**What you have to do**
Rewrite everything from the start of the listing down to the line containing "Where is each", putting "Wind chill" wherever "Windchill" occurs and leaving all else untouched.

** start **

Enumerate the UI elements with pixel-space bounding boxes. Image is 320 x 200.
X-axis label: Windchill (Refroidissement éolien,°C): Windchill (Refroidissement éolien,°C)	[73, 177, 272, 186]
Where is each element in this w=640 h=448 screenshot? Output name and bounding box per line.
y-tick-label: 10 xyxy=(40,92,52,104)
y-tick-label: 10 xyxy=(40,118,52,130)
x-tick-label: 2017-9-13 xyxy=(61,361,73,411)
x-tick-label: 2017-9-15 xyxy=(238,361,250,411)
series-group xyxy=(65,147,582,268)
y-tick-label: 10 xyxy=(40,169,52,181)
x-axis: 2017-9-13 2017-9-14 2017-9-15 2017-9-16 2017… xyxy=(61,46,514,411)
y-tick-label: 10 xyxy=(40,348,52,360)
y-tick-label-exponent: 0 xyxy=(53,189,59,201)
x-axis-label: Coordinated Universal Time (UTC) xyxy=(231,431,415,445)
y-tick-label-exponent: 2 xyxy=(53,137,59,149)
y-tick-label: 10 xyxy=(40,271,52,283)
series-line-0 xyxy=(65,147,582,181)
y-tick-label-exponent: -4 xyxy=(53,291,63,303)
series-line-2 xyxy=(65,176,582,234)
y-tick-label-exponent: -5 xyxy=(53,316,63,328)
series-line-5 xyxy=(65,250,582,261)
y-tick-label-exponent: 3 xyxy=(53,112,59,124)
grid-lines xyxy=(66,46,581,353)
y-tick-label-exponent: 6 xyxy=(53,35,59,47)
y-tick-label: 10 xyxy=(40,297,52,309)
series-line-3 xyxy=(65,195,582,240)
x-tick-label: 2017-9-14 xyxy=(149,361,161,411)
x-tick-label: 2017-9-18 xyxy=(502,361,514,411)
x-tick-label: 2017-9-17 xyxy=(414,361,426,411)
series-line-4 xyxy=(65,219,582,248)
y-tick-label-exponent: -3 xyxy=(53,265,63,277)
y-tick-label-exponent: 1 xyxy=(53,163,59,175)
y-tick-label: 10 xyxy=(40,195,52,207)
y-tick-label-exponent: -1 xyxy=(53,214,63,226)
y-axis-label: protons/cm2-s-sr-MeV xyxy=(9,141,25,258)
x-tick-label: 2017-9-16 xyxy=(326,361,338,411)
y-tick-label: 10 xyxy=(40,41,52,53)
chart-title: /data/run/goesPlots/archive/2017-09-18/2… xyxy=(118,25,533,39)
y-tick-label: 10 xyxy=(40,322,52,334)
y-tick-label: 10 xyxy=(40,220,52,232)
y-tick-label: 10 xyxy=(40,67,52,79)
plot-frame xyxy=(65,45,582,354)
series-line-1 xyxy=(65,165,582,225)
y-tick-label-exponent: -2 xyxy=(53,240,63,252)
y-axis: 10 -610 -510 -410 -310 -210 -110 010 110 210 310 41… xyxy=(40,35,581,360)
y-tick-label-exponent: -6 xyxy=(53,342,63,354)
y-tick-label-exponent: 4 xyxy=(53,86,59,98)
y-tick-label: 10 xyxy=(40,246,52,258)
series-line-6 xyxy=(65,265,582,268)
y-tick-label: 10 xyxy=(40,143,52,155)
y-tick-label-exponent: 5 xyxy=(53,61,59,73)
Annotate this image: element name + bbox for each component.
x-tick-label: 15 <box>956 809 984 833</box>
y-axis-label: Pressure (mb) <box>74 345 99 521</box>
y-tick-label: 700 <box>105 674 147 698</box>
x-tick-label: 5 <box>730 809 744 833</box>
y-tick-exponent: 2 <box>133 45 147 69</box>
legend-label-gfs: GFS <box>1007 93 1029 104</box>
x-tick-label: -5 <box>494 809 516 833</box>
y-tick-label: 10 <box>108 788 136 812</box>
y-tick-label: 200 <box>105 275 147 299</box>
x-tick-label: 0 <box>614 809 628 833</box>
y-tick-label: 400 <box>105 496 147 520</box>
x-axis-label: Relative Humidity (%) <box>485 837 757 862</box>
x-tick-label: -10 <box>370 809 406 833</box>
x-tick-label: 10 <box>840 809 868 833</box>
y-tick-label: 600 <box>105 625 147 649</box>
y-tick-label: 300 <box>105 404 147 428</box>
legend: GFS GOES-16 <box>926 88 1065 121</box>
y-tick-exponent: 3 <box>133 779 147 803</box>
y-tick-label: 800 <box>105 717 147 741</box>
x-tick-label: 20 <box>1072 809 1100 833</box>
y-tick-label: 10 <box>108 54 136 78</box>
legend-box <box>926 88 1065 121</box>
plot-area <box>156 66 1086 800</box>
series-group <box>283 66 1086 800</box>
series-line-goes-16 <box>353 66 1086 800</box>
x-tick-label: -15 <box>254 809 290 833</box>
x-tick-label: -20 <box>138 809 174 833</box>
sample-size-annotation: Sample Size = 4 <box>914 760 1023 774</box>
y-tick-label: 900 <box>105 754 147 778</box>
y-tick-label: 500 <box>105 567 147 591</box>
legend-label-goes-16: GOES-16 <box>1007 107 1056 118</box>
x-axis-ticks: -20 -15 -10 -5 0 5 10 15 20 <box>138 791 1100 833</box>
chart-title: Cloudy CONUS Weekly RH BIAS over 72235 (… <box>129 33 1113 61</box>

** end **

**Written answer**
Enumerate the UI elements with pixel-space bounding boxes. Image is 320 x 200.
X-axis label: Wind chill (Refroidissement éolien,°C): Wind chill (Refroidissement éolien,°C)	[73, 177, 272, 186]
Where is each element in this w=640 h=448 screenshot? Output name and bounding box per line.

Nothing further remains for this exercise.